Every line below is to be quoted exactly, with nothing added or dropped.

| Material for this exercise |
· · · ·

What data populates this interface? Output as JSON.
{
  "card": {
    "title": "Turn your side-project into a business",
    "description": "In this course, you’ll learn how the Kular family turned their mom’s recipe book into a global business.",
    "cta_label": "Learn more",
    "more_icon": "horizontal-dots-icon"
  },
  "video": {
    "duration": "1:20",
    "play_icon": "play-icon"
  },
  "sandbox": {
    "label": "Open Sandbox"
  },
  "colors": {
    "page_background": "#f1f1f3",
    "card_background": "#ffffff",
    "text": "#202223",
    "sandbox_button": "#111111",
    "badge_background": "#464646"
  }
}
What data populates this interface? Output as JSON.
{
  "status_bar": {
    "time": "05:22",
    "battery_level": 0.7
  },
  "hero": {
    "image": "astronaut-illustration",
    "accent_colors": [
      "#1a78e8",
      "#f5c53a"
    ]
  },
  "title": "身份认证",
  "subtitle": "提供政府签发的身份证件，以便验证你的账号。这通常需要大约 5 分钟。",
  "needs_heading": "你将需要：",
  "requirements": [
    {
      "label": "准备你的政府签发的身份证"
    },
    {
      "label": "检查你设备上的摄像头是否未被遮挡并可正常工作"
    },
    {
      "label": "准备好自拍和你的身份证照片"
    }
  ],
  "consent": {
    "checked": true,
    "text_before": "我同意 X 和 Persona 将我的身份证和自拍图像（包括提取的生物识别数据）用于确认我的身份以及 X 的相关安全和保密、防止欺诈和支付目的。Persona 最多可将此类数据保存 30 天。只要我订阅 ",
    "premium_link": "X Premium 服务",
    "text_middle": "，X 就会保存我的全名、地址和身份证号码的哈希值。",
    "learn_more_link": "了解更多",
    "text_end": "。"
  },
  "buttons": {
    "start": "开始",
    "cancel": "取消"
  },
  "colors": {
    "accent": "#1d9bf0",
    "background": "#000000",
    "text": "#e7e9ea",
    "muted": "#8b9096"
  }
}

· · · ·

| Full solution |
What data populates this interface? Output as JSON.
{
  "card": {
    "title": "Turn your side-project into a business",
    "description": "In this course, you’ll learn how the Kular family turned their mom’s recipe book into a global business.",
    "cta_label": "Learn more",
    "more_icon": "horizontal-dots-icon"
  },
  "video": {
    "duration": "1:20",
    "play_icon": "play-icon"
  },
  "sandbox": {
    "label": "Open Sandbox"
  },
  "colors": {
    "page_background": "#f1f1f3",
    "card_background": "#ffffff",
    "text": "#202223",
    "sandbox_button": "#111111",
    "badge_background": "#464646"
  }
}
What data populates this interface? Output as JSON.
{
  "status_bar": {
    "time": "05:22",
    "battery_level": 0.7
  },
  "hero": {
    "image": "astronaut-illustration",
    "accent_colors": [
      "#1a78e8",
      "#f5c53a"
    ]
  },
  "title": "身份认证",
  "subtitle": "提供政府签发的身份证件，以便验证你的账号。这通常需要大约 5 分钟。",
  "needs_heading": "你将需要：",
  "requirements": [
    {
      "label": "准备你的政府签发的身份证"
    },
    {
      "label": "检查你设备上的摄像头是否未被遮挡并可正常工作"
    },
    {
      "label": "准备好自拍和你的身份证照片"
    }
  ],
  "consent": {
    "checked": true,
    "text_before": "我同意 X 和 Persona 将我的身份证和自拍图像（包括提取的生物识别数据）用于确认我的身份以及 X 的相关安全和保密、防止欺诈和支付目的。Persona 最多可将此类数据保存 30 天。只要我订阅 ",
    "premium_link": "X Premium 服务",
    "text_middle": "，X 就会保存我的全名、地址和身份证号码的哈希值。",
    "learn_more_link": "了解更多",
    "text_end": "。"
  },
  "buttons": {
    "start": "开始",
    "cancel": "取消"
  },
  "colors": {
    "accent": "#1d9bf0",
    "background": "#000000",
    "text": "#e7e9ea",
    "muted": "#8b9096"
  }
}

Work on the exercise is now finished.